Direction — Pull out every line with the word "Calzium" from the entries below.

# Start of Listed records

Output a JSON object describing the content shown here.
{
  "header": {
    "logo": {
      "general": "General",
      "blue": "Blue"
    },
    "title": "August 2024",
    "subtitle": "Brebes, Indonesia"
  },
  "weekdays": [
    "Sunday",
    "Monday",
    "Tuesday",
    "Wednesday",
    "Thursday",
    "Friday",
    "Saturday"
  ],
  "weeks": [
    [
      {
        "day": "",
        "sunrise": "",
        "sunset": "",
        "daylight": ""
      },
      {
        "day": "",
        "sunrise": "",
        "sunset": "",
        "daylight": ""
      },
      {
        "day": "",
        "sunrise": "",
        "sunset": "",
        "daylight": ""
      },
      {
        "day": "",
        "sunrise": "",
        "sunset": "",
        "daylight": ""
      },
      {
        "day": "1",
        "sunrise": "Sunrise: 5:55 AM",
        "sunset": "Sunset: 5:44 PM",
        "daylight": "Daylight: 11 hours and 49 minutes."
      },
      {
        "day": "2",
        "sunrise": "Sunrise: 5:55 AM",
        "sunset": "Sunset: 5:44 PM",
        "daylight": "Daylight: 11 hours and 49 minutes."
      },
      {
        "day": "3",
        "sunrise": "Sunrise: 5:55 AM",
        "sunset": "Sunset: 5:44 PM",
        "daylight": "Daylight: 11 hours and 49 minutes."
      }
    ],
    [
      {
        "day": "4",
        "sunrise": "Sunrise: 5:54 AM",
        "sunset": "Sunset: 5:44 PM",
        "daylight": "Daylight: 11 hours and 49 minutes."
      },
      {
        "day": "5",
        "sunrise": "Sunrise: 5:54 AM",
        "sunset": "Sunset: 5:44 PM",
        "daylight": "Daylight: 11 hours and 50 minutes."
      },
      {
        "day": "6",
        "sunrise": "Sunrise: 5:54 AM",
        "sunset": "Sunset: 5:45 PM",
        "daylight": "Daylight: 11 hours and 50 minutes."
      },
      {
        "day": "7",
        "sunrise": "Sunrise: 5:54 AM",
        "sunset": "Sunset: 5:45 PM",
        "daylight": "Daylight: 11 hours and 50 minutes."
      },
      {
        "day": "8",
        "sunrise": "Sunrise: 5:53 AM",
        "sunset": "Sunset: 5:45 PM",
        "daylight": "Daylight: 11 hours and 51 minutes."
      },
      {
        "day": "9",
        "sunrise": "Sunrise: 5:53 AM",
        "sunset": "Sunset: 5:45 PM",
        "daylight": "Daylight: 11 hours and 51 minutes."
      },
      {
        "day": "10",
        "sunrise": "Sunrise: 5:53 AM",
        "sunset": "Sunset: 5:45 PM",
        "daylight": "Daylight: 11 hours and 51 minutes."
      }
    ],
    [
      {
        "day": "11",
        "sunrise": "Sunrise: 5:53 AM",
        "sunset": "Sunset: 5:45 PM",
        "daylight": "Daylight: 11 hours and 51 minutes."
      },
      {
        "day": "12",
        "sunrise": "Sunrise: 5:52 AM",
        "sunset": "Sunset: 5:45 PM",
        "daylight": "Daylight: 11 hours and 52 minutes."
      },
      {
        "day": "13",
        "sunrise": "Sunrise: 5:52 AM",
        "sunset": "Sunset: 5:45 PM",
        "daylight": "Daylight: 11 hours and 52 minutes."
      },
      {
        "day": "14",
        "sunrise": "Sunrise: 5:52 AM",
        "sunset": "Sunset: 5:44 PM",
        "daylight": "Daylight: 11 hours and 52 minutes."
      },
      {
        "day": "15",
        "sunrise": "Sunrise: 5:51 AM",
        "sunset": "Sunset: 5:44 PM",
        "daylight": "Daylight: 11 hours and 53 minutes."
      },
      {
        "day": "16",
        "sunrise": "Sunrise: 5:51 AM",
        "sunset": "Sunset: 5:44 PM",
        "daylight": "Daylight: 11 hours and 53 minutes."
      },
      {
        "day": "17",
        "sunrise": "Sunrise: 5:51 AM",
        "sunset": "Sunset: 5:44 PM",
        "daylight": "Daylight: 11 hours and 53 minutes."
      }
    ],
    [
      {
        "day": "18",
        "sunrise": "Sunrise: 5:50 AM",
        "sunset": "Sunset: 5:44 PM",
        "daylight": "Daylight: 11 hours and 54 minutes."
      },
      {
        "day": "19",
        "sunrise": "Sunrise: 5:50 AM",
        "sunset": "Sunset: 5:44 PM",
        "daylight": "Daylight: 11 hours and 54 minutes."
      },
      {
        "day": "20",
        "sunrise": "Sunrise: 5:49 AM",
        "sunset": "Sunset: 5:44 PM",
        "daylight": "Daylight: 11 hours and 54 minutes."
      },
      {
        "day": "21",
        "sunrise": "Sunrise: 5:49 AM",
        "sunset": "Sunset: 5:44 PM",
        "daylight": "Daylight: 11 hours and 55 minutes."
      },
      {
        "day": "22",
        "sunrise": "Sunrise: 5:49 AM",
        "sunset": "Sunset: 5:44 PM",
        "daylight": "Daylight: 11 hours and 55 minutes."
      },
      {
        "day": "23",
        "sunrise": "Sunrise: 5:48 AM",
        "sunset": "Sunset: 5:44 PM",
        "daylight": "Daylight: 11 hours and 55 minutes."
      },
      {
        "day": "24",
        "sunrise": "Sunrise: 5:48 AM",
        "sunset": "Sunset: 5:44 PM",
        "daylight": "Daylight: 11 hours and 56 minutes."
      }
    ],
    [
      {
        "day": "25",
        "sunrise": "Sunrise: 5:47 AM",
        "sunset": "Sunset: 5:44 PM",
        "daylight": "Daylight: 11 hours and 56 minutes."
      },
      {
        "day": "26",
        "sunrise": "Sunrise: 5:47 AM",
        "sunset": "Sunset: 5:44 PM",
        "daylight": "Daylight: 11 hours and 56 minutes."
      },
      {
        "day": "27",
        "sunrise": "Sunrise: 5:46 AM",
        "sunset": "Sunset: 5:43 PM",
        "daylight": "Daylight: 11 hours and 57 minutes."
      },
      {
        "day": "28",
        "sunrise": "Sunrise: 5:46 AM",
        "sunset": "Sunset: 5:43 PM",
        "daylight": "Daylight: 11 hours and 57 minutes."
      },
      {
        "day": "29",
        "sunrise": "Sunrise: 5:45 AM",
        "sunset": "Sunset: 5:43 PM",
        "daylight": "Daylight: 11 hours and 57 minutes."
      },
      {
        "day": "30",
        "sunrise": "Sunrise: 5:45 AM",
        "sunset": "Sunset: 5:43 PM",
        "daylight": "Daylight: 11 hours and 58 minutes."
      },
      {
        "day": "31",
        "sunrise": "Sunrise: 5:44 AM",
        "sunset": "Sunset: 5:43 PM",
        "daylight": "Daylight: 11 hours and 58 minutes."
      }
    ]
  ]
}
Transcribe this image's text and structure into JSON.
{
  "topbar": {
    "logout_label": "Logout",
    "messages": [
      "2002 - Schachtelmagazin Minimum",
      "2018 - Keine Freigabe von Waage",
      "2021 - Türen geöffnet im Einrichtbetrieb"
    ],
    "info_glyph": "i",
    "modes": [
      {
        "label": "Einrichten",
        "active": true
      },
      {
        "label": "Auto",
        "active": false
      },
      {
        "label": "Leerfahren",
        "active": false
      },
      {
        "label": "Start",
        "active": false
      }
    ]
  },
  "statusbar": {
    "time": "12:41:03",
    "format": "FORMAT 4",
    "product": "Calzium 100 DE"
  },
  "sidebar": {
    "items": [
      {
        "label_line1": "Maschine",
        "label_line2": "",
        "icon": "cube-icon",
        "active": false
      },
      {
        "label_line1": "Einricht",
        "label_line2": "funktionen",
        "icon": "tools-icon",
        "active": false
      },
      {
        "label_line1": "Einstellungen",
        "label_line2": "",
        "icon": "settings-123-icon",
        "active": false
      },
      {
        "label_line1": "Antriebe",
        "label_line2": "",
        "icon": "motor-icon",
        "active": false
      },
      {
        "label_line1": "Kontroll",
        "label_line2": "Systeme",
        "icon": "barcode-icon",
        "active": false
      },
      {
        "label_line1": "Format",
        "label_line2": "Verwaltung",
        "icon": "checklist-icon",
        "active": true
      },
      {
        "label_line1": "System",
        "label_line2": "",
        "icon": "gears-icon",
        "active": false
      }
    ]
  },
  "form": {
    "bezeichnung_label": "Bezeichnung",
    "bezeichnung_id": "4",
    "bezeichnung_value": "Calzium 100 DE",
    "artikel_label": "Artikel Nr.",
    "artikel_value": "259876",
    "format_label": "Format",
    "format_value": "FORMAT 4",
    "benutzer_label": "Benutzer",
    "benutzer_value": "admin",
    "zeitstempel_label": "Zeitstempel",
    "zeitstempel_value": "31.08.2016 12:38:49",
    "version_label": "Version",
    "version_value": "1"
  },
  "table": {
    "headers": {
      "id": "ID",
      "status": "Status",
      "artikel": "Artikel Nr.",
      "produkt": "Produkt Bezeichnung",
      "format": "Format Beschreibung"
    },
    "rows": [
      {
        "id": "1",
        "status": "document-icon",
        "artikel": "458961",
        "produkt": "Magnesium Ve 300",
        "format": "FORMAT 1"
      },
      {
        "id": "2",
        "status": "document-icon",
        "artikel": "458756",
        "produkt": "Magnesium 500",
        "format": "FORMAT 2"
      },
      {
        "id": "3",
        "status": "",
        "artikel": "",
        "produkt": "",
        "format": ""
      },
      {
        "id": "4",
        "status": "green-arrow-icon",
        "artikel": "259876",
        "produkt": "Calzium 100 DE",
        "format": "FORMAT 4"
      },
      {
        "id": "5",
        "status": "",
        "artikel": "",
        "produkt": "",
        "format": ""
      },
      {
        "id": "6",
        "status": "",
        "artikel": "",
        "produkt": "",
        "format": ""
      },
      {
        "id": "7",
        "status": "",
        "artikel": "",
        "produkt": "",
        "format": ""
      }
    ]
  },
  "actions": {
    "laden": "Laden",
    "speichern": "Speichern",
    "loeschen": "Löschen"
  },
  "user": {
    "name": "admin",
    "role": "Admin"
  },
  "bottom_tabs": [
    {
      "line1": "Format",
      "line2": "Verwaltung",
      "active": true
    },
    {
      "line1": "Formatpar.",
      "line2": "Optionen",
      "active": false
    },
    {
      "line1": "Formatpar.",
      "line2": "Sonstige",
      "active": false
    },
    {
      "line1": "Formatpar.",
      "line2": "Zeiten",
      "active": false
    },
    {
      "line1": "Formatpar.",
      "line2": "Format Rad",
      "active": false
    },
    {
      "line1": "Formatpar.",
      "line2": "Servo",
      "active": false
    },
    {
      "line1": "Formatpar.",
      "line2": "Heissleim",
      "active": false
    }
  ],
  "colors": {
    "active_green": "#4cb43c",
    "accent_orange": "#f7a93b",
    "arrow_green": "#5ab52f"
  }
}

# End of Listed records

Right answer —
    "product": "Calzium 100 DE"
    "bezeichnung_value": "Calzium 100 DE",
        "produkt": "Calzium 100 DE",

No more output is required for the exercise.